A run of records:
## Begin

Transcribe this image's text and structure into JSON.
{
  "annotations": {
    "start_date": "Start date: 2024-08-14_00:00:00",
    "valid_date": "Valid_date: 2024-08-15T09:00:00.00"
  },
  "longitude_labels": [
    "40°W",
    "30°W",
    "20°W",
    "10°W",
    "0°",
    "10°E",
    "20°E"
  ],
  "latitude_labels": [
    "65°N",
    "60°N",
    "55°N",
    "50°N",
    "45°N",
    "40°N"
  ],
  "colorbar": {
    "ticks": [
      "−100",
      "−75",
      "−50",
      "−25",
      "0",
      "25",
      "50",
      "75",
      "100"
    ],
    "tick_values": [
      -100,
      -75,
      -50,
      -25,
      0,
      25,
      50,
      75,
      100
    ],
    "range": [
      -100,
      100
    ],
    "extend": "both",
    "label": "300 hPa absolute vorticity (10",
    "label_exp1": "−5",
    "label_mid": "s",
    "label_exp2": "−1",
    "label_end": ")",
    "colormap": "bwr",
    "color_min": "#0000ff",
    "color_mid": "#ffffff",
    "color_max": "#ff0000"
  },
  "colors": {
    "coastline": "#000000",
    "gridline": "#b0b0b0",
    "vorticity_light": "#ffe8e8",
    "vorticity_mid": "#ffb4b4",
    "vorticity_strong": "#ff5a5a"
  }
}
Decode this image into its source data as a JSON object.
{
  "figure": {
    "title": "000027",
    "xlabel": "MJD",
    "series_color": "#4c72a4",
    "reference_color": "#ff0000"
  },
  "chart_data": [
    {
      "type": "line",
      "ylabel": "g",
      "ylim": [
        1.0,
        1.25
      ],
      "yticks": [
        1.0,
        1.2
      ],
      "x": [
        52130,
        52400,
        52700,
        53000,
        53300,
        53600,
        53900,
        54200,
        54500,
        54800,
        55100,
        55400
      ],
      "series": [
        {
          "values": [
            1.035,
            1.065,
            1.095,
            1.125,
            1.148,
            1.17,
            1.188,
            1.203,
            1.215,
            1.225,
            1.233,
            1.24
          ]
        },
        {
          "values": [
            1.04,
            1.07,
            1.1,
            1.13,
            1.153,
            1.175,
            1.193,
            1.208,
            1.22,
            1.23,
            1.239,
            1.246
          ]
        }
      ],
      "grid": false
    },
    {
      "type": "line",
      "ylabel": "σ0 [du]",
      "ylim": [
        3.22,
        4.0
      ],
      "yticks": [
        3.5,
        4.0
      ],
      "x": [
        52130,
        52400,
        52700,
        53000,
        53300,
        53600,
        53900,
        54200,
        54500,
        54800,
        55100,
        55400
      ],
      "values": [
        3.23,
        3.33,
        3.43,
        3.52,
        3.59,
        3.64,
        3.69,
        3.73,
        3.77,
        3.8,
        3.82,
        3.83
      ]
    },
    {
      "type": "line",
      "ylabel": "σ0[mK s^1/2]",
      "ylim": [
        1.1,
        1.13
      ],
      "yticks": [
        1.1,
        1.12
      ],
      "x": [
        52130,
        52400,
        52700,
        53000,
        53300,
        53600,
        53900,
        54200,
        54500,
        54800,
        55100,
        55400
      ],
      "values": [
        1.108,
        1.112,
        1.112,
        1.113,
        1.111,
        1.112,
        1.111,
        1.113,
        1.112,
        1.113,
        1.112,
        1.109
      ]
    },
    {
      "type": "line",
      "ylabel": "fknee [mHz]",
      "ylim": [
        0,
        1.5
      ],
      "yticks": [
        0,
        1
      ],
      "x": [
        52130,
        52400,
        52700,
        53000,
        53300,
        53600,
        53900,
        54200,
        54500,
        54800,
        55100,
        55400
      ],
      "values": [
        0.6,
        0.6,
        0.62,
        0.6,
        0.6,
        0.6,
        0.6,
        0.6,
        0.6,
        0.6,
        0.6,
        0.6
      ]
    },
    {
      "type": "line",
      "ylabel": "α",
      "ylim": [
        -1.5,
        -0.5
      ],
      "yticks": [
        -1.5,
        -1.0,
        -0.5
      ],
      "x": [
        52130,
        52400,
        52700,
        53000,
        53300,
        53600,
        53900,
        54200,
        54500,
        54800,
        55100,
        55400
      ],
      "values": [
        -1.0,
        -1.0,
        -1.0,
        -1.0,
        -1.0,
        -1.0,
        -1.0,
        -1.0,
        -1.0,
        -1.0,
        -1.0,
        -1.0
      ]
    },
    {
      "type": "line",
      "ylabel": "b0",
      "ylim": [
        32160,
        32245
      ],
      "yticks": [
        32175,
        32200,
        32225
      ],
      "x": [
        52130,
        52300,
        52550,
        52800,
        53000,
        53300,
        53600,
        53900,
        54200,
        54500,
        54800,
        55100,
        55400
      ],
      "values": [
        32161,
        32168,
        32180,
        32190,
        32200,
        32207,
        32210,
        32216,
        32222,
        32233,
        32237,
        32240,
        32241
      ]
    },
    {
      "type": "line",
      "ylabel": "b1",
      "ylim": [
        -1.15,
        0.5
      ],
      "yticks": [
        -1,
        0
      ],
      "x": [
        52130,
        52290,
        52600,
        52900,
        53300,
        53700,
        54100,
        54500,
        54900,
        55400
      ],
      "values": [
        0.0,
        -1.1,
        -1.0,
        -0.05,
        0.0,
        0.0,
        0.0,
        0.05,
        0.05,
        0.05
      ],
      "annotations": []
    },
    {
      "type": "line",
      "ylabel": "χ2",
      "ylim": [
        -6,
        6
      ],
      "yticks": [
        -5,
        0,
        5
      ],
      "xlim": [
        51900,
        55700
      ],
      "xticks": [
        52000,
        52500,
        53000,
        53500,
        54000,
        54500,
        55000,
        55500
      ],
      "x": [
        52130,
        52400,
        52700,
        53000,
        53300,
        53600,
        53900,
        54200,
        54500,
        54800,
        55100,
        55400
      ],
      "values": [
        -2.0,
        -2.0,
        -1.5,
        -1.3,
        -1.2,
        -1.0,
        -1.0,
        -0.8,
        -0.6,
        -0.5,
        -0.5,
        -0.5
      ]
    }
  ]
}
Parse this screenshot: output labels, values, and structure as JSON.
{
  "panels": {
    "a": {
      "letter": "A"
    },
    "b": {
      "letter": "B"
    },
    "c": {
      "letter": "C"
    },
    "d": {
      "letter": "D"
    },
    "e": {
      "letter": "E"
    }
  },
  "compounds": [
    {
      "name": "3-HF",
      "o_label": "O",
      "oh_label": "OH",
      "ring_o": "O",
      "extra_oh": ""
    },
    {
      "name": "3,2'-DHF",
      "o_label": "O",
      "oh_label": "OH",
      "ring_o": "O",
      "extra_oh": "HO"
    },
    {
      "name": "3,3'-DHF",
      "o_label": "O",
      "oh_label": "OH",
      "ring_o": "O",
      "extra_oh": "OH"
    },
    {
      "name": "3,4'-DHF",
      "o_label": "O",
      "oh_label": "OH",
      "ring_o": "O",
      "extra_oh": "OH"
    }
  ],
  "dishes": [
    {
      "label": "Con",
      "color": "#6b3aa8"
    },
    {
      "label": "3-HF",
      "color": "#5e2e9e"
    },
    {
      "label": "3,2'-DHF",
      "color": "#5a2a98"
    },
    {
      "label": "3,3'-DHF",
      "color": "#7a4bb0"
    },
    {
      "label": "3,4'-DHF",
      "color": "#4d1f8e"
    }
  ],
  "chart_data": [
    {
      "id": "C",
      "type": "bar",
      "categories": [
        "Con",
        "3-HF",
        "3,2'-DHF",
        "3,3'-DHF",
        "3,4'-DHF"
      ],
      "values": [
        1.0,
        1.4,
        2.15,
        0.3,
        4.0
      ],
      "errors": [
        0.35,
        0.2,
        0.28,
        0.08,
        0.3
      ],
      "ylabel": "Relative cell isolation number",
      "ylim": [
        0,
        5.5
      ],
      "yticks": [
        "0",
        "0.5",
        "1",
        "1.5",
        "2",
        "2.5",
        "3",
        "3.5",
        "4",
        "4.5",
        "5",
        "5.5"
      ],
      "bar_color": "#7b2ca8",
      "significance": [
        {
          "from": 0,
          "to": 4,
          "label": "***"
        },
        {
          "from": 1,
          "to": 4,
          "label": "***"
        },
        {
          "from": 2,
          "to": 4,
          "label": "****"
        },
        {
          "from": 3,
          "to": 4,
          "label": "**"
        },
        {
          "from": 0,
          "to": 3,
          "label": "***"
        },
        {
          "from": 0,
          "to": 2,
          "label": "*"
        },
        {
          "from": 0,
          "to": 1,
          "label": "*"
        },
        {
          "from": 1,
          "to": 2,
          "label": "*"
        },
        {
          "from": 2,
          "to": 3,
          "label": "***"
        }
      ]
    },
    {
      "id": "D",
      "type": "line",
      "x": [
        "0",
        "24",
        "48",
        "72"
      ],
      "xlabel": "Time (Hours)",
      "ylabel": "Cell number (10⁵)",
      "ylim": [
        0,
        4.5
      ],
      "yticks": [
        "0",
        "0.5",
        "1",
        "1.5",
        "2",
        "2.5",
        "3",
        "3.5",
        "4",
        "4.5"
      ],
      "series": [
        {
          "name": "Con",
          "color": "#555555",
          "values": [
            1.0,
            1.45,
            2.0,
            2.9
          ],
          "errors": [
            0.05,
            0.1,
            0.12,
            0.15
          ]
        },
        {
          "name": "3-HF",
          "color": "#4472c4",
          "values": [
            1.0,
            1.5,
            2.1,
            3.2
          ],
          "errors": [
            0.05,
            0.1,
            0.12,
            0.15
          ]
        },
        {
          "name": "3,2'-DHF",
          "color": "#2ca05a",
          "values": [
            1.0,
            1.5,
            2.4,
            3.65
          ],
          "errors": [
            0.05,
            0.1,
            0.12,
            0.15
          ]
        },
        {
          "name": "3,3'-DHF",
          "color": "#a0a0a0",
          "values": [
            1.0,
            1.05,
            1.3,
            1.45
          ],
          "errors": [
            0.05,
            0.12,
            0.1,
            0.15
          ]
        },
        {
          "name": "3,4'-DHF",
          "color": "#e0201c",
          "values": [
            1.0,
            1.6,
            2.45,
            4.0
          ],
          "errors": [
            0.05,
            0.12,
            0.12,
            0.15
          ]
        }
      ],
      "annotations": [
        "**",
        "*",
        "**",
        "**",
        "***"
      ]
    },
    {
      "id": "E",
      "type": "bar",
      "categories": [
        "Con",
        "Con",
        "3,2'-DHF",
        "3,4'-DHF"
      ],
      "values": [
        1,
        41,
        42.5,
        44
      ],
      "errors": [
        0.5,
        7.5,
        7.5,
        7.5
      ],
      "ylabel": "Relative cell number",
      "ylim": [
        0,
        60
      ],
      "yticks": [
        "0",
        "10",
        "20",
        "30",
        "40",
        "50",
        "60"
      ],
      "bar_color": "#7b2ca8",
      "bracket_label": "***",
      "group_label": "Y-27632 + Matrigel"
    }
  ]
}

## End

• [Instruction]
Copy all the lines above that hold the string "number".

• [Output for this exercise]
      "ylabel": "Relative cell isolation number",
      "ylabel": "Cell number (10⁵)",
      "ylabel": "Relative cell number",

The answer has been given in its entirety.